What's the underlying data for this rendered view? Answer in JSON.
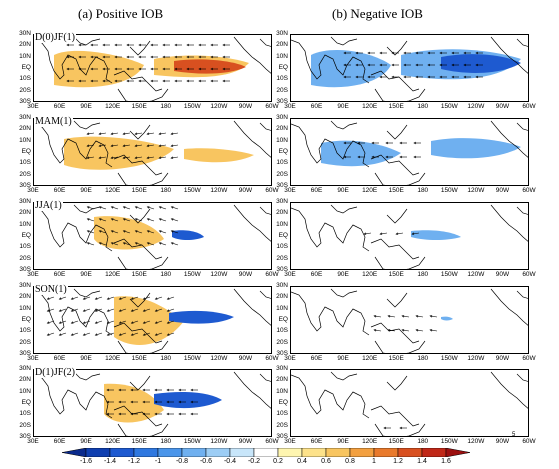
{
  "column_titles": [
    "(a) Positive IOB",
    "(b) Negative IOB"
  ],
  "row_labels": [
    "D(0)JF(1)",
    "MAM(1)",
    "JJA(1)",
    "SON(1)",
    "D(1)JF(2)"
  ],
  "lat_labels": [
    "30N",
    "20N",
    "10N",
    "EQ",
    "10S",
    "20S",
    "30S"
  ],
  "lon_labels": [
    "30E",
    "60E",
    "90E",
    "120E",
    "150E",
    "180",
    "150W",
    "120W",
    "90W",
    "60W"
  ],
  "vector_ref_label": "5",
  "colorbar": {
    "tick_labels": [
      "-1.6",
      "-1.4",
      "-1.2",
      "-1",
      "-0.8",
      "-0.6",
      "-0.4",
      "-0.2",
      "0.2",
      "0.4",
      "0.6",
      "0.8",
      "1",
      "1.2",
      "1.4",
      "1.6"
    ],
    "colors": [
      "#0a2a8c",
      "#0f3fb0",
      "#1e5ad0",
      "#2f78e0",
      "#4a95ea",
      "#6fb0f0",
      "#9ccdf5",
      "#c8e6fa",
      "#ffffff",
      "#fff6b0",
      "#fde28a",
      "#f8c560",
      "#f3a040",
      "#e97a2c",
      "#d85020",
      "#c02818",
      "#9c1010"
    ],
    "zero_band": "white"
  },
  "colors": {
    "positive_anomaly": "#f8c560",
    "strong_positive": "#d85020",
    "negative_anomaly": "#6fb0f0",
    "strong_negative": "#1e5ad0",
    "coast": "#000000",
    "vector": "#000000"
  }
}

---

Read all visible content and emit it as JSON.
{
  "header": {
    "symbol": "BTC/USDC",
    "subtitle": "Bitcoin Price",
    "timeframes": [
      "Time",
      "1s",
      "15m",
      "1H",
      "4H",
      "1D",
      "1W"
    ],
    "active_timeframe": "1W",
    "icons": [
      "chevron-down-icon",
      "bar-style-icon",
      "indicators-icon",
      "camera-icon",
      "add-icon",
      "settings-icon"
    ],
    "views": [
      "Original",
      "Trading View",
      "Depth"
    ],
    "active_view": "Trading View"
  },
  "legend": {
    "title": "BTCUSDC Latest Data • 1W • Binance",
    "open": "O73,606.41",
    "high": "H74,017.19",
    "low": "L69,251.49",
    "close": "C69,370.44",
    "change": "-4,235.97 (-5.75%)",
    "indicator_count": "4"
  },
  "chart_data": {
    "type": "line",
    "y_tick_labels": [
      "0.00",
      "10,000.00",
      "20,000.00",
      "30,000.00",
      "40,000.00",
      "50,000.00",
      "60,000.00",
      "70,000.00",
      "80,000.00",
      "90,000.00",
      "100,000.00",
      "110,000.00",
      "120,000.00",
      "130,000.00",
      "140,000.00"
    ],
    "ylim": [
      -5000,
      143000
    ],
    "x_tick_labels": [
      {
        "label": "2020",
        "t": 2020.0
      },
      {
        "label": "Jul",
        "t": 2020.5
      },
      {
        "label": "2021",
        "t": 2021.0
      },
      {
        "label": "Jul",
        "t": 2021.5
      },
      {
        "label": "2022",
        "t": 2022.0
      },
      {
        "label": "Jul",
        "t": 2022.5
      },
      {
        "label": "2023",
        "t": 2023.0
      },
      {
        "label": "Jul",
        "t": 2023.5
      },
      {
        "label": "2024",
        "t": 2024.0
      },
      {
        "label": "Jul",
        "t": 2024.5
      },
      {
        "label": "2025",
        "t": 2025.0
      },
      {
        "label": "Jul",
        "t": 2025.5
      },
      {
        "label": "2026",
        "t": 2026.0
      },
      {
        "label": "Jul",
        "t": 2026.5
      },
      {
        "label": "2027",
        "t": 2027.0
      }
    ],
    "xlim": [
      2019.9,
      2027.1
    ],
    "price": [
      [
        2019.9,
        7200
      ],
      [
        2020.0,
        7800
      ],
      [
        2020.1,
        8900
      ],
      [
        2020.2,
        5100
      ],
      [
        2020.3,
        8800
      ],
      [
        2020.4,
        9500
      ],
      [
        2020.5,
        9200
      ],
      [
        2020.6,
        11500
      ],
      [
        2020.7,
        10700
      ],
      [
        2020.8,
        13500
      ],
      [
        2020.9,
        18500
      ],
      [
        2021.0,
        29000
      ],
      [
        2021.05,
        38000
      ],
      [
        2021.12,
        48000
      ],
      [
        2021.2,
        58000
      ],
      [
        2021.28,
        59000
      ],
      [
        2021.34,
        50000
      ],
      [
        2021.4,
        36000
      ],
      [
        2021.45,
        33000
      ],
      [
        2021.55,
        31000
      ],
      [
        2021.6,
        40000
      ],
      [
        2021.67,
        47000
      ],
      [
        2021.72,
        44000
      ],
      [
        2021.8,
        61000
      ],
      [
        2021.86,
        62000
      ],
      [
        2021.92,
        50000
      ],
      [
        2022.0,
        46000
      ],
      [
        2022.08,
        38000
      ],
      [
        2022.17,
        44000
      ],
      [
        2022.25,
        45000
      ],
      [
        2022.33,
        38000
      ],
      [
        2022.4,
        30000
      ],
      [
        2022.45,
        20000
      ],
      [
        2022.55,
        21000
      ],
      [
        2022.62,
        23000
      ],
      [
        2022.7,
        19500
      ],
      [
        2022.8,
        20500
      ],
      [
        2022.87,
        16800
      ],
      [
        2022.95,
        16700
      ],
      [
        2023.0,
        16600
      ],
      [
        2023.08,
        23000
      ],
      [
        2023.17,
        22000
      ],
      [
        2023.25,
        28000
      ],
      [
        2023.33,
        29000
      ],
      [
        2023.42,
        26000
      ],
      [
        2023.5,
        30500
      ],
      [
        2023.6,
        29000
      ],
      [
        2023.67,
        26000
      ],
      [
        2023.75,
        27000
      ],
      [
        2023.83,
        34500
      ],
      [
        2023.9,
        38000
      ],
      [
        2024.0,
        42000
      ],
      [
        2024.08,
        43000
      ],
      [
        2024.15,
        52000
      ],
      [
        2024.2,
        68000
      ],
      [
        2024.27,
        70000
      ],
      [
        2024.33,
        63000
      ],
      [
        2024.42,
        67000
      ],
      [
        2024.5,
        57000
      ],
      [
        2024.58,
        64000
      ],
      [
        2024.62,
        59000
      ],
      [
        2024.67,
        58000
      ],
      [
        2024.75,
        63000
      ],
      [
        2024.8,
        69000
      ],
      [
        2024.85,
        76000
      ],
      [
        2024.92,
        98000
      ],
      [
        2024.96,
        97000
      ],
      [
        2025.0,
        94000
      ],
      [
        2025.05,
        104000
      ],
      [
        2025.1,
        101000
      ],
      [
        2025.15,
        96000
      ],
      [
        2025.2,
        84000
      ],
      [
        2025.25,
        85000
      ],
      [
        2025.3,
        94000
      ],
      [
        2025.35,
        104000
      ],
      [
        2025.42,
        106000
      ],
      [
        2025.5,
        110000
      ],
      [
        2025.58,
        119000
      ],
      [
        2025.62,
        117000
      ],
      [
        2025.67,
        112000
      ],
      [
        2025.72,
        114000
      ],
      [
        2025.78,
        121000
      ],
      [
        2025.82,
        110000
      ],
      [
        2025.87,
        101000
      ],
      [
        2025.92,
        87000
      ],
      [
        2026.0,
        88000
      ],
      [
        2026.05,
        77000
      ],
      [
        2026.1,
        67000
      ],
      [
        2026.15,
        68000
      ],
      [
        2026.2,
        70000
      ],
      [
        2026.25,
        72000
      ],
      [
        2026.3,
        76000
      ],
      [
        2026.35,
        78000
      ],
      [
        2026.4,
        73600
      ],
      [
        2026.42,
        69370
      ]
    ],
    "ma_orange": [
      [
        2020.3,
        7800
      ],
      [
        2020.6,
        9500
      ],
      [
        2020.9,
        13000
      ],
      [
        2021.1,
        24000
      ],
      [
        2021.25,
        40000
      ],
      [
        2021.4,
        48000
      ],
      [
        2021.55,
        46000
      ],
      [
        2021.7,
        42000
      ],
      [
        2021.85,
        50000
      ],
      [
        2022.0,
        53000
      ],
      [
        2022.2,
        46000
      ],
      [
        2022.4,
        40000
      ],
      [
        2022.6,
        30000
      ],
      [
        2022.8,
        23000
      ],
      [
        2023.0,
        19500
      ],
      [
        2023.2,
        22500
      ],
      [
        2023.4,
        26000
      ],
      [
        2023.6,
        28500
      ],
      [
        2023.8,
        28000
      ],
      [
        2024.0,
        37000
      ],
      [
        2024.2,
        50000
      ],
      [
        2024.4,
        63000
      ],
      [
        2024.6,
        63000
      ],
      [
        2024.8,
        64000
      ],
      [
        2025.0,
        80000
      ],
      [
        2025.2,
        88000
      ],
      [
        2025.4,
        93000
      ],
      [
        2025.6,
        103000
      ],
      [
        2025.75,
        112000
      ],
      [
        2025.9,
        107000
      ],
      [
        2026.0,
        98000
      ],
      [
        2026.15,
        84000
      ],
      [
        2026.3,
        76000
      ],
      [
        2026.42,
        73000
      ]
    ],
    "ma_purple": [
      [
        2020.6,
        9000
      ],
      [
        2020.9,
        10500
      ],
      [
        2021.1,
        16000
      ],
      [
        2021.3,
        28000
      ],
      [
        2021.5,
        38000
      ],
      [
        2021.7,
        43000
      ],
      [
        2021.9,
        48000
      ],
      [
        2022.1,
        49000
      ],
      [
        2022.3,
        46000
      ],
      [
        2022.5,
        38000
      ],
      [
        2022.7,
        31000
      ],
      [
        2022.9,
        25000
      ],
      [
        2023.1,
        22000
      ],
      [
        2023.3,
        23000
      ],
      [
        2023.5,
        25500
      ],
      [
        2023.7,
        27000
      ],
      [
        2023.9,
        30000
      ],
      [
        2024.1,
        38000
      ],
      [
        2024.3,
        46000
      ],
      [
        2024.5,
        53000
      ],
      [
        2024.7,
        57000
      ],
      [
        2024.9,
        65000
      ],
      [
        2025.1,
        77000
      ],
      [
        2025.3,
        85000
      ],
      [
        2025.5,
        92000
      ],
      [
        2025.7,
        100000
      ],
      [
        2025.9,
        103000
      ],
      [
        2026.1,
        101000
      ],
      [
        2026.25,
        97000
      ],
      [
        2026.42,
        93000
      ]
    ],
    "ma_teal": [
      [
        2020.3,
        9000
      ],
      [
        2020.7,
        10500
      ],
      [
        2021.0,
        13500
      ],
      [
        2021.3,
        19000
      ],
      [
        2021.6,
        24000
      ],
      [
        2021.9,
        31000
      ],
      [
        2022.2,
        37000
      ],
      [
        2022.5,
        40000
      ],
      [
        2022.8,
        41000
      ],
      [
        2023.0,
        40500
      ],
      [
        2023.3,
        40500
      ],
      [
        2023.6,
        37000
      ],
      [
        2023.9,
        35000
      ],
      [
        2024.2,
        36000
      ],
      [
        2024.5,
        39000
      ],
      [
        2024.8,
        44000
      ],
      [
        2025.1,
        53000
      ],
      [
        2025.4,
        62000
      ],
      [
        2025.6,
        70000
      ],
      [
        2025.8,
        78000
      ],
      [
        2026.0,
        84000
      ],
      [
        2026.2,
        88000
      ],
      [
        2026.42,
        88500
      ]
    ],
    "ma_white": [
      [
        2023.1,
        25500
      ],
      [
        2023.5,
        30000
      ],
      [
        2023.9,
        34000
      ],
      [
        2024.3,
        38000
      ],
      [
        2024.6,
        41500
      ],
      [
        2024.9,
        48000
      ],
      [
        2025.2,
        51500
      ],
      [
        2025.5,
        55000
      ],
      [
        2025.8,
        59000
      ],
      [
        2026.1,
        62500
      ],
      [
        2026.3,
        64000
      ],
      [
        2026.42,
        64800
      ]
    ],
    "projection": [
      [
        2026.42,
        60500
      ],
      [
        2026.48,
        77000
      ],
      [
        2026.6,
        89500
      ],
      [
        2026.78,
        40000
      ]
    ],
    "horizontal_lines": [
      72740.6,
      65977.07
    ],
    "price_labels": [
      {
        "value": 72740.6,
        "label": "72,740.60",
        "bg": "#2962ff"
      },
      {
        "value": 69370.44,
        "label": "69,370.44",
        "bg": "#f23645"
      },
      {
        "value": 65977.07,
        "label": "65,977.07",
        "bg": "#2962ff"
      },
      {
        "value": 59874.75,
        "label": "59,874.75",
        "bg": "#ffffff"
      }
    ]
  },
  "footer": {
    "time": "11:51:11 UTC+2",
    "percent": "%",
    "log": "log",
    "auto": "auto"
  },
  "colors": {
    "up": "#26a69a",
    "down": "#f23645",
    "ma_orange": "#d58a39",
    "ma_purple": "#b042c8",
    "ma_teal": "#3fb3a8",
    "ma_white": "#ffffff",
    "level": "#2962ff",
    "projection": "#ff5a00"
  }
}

[Problem statement]: Pick out every line holding the string "Trading" and return it.

[Correct response]:
      "Trading View",
    "active_view": "Trading View"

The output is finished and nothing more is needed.